--- BEGIN Supplied information ---

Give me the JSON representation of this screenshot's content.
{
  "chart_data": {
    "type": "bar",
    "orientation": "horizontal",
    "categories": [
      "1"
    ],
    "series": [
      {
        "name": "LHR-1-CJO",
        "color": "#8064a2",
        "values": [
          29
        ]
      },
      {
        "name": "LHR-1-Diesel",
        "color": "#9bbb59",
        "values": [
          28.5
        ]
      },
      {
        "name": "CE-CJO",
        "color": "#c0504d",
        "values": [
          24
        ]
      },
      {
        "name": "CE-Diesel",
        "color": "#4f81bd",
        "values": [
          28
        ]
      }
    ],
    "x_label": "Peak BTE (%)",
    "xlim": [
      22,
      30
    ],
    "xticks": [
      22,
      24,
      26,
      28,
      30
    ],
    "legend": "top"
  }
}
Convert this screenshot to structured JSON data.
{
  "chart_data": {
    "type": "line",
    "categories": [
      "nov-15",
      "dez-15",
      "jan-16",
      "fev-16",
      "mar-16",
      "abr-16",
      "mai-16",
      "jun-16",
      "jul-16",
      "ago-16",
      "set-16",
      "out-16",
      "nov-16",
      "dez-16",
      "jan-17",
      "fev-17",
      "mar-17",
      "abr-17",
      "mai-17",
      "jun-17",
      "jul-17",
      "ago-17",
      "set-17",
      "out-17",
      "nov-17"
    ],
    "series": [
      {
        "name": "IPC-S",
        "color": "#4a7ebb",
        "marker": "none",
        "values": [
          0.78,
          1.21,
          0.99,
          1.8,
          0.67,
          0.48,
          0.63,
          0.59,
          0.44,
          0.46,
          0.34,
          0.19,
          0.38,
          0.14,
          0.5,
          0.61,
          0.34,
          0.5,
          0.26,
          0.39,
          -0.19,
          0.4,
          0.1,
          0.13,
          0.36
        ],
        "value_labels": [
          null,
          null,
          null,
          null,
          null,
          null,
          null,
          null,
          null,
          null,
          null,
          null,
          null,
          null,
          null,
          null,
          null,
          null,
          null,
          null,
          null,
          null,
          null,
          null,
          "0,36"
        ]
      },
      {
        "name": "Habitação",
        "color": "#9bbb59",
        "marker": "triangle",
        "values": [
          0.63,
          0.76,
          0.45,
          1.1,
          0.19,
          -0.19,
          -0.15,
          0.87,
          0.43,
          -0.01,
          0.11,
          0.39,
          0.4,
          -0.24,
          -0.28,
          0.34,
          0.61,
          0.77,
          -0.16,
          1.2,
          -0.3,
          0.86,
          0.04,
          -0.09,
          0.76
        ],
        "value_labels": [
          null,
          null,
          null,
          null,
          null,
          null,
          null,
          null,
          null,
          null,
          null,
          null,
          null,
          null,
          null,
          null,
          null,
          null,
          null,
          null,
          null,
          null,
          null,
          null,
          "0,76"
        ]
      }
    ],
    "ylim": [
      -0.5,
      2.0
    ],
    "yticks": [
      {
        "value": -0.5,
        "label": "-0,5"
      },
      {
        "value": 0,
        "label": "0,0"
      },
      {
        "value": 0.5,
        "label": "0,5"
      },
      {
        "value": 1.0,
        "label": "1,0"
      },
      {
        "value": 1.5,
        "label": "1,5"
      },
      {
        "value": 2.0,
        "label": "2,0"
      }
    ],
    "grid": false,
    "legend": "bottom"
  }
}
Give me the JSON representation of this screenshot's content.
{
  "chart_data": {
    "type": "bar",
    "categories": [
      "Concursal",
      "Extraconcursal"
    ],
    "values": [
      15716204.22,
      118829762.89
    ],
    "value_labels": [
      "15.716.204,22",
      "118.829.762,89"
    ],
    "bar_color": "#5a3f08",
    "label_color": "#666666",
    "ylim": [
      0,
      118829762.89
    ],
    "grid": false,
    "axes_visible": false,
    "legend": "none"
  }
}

--- END Supplied information ---

*Request:* Write out the entries in full, exactly as given.

*The completed task:*
Give me the JSON representation of this screenshot's content.
{
  "chart_data": {
    "type": "bar",
    "orientation": "horizontal",
    "categories": [
      "1"
    ],
    "series": [
      {
        "name": "LHR-1-CJO",
        "color": "#8064a2",
        "values": [
          29
        ]
      },
      {
        "name": "LHR-1-Diesel",
        "color": "#9bbb59",
        "values": [
          28.5
        ]
      },
      {
        "name": "CE-CJO",
        "color": "#c0504d",
        "values": [
          24
        ]
      },
      {
        "name": "CE-Diesel",
        "color": "#4f81bd",
        "values": [
          28
        ]
      }
    ],
    "x_label": "Peak BTE (%)",
    "xlim": [
      22,
      30
    ],
    "xticks": [
      22,
      24,
      26,
      28,
      30
    ],
    "legend": "top"
  }
}
Convert this screenshot to structured JSON data.
{
  "chart_data": {
    "type": "line",
    "categories": [
      "nov-15",
      "dez-15",
      "jan-16",
      "fev-16",
      "mar-16",
      "abr-16",
      "mai-16",
      "jun-16",
      "jul-16",
      "ago-16",
      "set-16",
      "out-16",
      "nov-16",
      "dez-16",
      "jan-17",
      "fev-17",
      "mar-17",
      "abr-17",
      "mai-17",
      "jun-17",
      "jul-17",
      "ago-17",
      "set-17",
      "out-17",
      "nov-17"
    ],
    "series": [
      {
        "name": "IPC-S",
        "color": "#4a7ebb",
        "marker": "none",
        "values": [
          0.78,
          1.21,
          0.99,
          1.8,
          0.67,
          0.48,
          0.63,
          0.59,
          0.44,
          0.46,
          0.34,
          0.19,
          0.38,
          0.14,
          0.5,
          0.61,
          0.34,
          0.5,
          0.26,
          0.39,
          -0.19,
          0.4,
          0.1,
          0.13,
          0.36
        ],
        "value_labels": [
          null,
          null,
          null,
          null,
          null,
          null,
          null,
          null,
          null,
          null,
          null,
          null,
          null,
          null,
          null,
          null,
          null,
          null,
          null,
          null,
          null,
          null,
          null,
          null,
          "0,36"
        ]
      },
      {
        "name": "Habitação",
        "color": "#9bbb59",
        "marker": "triangle",
        "values": [
          0.63,
          0.76,
          0.45,
          1.1,
          0.19,
          -0.19,
          -0.15,
          0.87,
          0.43,
          -0.01,
          0.11,
          0.39,
          0.4,
          -0.24,
          -0.28,
          0.34,
          0.61,
          0.77,
          -0.16,
          1.2,
          -0.3,
          0.86,
          0.04,
          -0.09,
          0.76
        ],
        "value_labels": [
          null,
          null,
          null,
          null,
          null,
          null,
          null,
          null,
          null,
          null,
          null,
          null,
          null,
          null,
          null,
          null,
          null,
          null,
          null,
          null,
          null,
          null,
          null,
          null,
          "0,76"
        ]
      }
    ],
    "ylim": [
      -0.5,
      2.0
    ],
    "yticks": [
      {
        "value": -0.5,
        "label": "-0,5"
      },
      {
        "value": 0,
        "label": "0,0"
      },
      {
        "value": 0.5,
        "label": "0,5"
      },
      {
        "value": 1.0,
        "label": "1,0"
      },
      {
        "value": 1.5,
        "label": "1,5"
      },
      {
        "value": 2.0,
        "label": "2,0"
      }
    ],
    "grid": false,
    "legend": "bottom"
  }
}
Give me the JSON representation of this screenshot's content.
{
  "chart_data": {
    "type": "bar",
    "categories": [
      "Concursal",
      "Extraconcursal"
    ],
    "values": [
      15716204.22,
      118829762.89
    ],
    "value_labels": [
      "15.716.204,22",
      "118.829.762,89"
    ],
    "bar_color": "#5a3f08",
    "label_color": "#666666",
    "ylim": [
      0,
      118829762.89
    ],
    "grid": false,
    "axes_visible": false,
    "legend": "none"
  }
}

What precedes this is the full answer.